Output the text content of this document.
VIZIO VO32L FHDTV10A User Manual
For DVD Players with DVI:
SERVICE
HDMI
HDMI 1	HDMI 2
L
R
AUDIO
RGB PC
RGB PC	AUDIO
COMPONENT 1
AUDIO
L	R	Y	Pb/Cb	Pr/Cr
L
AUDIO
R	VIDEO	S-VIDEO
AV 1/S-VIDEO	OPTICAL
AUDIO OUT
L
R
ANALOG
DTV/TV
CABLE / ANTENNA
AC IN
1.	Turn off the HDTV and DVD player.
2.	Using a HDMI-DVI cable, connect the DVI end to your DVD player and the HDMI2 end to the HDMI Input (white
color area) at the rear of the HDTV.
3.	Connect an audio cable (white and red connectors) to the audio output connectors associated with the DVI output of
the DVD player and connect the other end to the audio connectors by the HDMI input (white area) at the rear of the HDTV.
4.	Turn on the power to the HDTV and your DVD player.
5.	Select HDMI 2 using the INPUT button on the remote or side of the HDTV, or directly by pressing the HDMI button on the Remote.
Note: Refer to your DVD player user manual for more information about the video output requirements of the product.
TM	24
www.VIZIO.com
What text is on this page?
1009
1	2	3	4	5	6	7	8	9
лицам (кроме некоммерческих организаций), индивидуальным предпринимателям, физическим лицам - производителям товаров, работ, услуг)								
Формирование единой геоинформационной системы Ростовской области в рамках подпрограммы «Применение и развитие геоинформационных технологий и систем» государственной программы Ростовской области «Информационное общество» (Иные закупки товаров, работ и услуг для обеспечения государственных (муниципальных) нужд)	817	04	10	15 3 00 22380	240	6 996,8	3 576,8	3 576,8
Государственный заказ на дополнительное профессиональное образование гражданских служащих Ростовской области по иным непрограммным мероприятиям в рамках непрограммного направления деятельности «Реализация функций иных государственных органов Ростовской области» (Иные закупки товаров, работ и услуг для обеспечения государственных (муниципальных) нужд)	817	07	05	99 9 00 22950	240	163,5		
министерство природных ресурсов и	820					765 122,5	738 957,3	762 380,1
☆ ☆ ☆ ☆ ☆
**WORK TO COMPLETE**
Above are the records. Identify each line that contains the word "this".

**FULL OUTPUT**
Output the text content of this document.
What text is on this page?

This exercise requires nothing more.